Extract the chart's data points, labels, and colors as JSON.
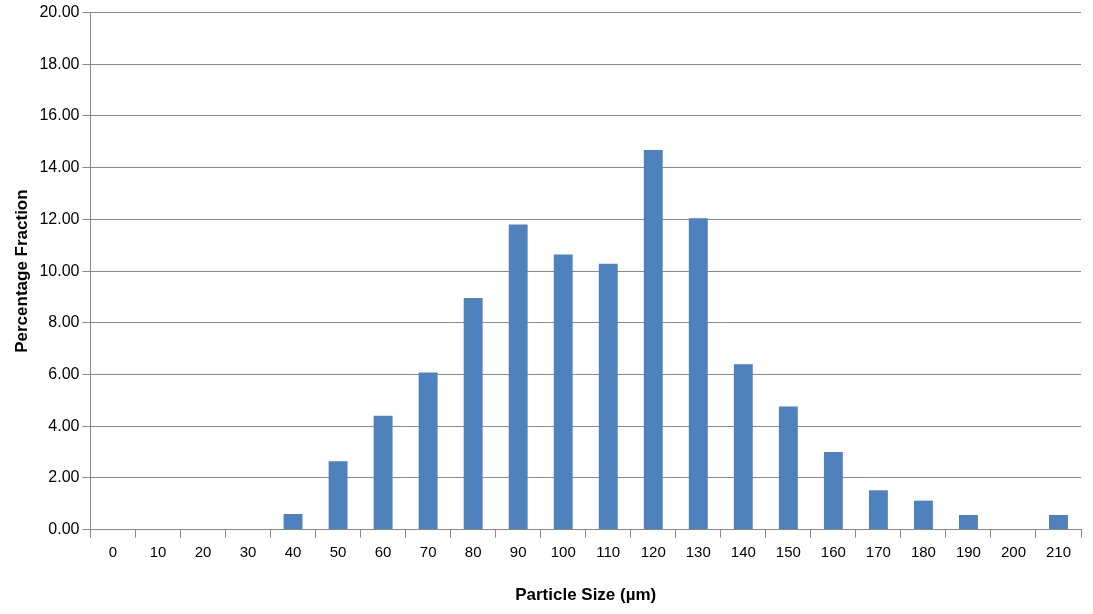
{
  "chart_data": {
    "type": "bar",
    "xlabel": "Particle Size (µm)",
    "ylabel": "Percentage Fraction",
    "categories": [
      "0",
      "10",
      "20",
      "30",
      "40",
      "50",
      "60",
      "70",
      "80",
      "90",
      "100",
      "110",
      "120",
      "130",
      "140",
      "150",
      "160",
      "170",
      "180",
      "190",
      "200",
      "210"
    ],
    "values": [
      0,
      0,
      0,
      0,
      0.6,
      2.64,
      4.4,
      6.08,
      8.96,
      11.8,
      10.64,
      10.28,
      14.68,
      12.04,
      6.4,
      4.76,
      3.0,
      1.52,
      1.12,
      0.56,
      0,
      0.56
    ],
    "color": "#4f81bd",
    "ylim": [
      0,
      20
    ],
    "yticks": [
      {
        "value": 0,
        "label": "0.00"
      },
      {
        "value": 2,
        "label": "2.00"
      },
      {
        "value": 4,
        "label": "4.00"
      },
      {
        "value": 6,
        "label": "6.00"
      },
      {
        "value": 8,
        "label": "8.00"
      },
      {
        "value": 10,
        "label": "10.00"
      },
      {
        "value": 12,
        "label": "12.00"
      },
      {
        "value": 14,
        "label": "14.00"
      },
      {
        "value": 16,
        "label": "16.00"
      },
      {
        "value": 18,
        "label": "18.00"
      },
      {
        "value": 20,
        "label": "20.00"
      }
    ],
    "grid": "y",
    "legend": false
  }
}
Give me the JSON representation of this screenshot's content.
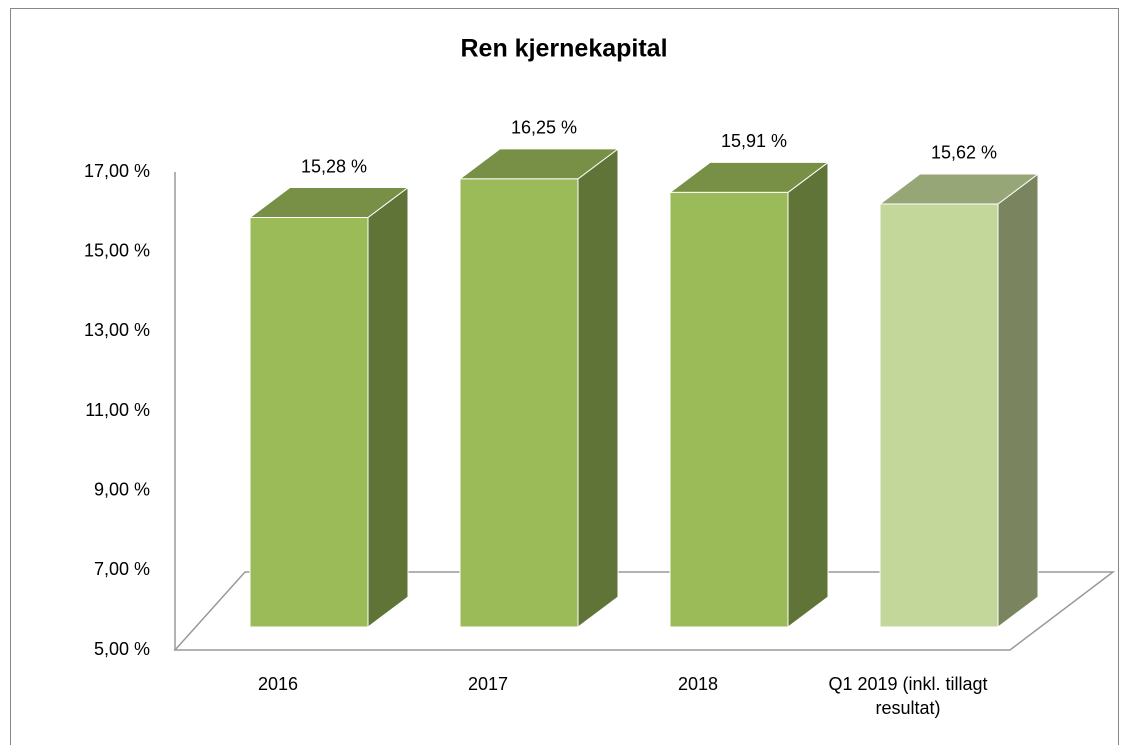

# # # # #

Copy, from the material, each line that holds the string "JSON".

# EXERCISE SOLUTION
Extract the chart's data points, labels, and colors as JSON.
Give me the JSON representation of this screenshot's content.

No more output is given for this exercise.